EXERCISE BRIEF:
Write out the data word for word and omit every picture.

(Page transcription entries)
+---+

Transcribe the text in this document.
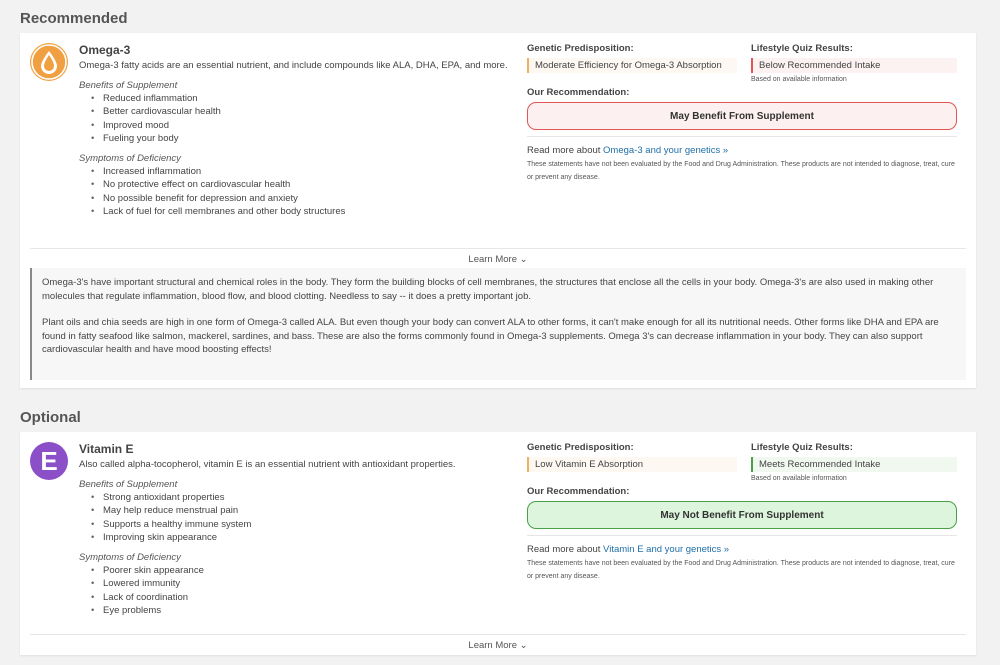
Recommended
Omega-3
Omega-3 fatty acids are an essential nutrient, and include compounds like ALA, DHA, EPA, and more.
Benefits of Supplement
• Reduced inflammation
• Better cardiovascular health
• Improved mood
• Fueling your body
Symptoms of Deficiency
• Increased inflammation
• No protective effect on cardiovascular health
• No possible benefit for depression and anxiety
• Lack of fuel for cell membranes and other body structures
Genetic Predisposition:
Moderate Efficiency for Omega-3 Absorption
Lifestyle Quiz Results:
Below Recommended Intake
Based on available information
Our Recommendation:
May Benefit From Supplement
Read more about Omega-3 and your genetics »
These statements have not been evaluated by the Food and Drug Administration. These products are not intended to diagnose, treat, cure or prevent any disease.
Learn More ⌄

Omega-3's have important structural and chemical roles in the body. They form the building blocks of cell membranes, the structures that enclose all the cells in your body. Omega-3's are also used in making other molecules that regulate inflammation, blood flow, and blood clotting. Needless to say -- it does a pretty important job.

Plant oils and chia seeds are high in one form of Omega-3 called ALA. But even though your body can convert ALA to other forms, it can't make enough for all its nutritional needs. Other forms like DHA and EPA are found in fatty seafood like salmon, mackerel, sardines, and bass. These are also the forms commonly found in Omega-3 supplements. Omega 3's can decrease inflammation in your body. They can also support cardiovascular health and have mood boosting effects!

Optional
E	Vitamin E
Also called alpha-tocopherol, vitamin E is an essential nutrient with antioxidant properties.
Benefits of Supplement
• Strong antioxidant properties
• May help reduce menstrual pain
• Supports a healthy immune system
• Improving skin appearance
Symptoms of Deficiency
• Poorer skin appearance
• Lowered immunity
• Lack of coordination
• Eye problems
Genetic Predisposition:
Low Vitamin E Absorption
Lifestyle Quiz Results:
Meets Recommended Intake
Based on available information
Our Recommendation:
May Not Benefit From Supplement
Read more about Vitamin E and your genetics »
These statements have not been evaluated by the Food and Drug Administration. These products are not intended to diagnose, treat, cure or prevent any disease.
Learn More ⌄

+---+

WORKED SOLUTION:
Transcribe the text in this document.
Recommended
Omega-3
Omega-3 fatty acids are an essential nutrient, and include compounds like ALA, DHA, EPA, and more.
Benefits of Supplement
• Reduced inflammation
• Better cardiovascular health
• Improved mood
• Fueling your body
Symptoms of Deficiency
• Increased inflammation
• No protective effect on cardiovascular health
• No possible benefit for depression and anxiety
• Lack of fuel for cell membranes and other body structures
Genetic Predisposition:
Moderate Efficiency for Omega-3 Absorption
Lifestyle Quiz Results:
Below Recommended Intake
Based on available information
Our Recommendation:
May Benefit From Supplement
Read more about Omega-3 and your genetics »
These statements have not been evaluated by the Food and Drug Administration. These products are not intended to diagnose, treat, cure or prevent any disease.
Learn More ⌄

Omega-3's have important structural and chemical roles in the body. They form the building blocks of cell membranes, the structures that enclose all the cells in your body. Omega-3's are also used in making other molecules that regulate inflammation, blood flow, and blood clotting. Needless to say -- it does a pretty important job.

Plant oils and chia seeds are high in one form of Omega-3 called ALA. But even though your body can convert ALA to other forms, it can't make enough for all its nutritional needs. Other forms like DHA and EPA are found in fatty seafood like salmon, mackerel, sardines, and bass. These are also the forms commonly found in Omega-3 supplements. Omega 3's can decrease inflammation in your body. They can also support cardiovascular health and have mood boosting effects!

Optional
E	Vitamin E
Also called alpha-tocopherol, vitamin E is an essential nutrient with antioxidant properties.
Benefits of Supplement
• Strong antioxidant properties
• May help reduce menstrual pain
• Supports a healthy immune system
• Improving skin appearance
Symptoms of Deficiency
• Poorer skin appearance
• Lowered immunity
• Lack of coordination
• Eye problems
Genetic Predisposition:
Low Vitamin E Absorption
Lifestyle Quiz Results:
Meets Recommended Intake
Based on available information
Our Recommendation:
May Not Benefit From Supplement
Read more about Vitamin E and your genetics »
These statements have not been evaluated by the Food and Drug Administration. These products are not intended to diagnose, treat, cure or prevent any disease.
Learn More ⌄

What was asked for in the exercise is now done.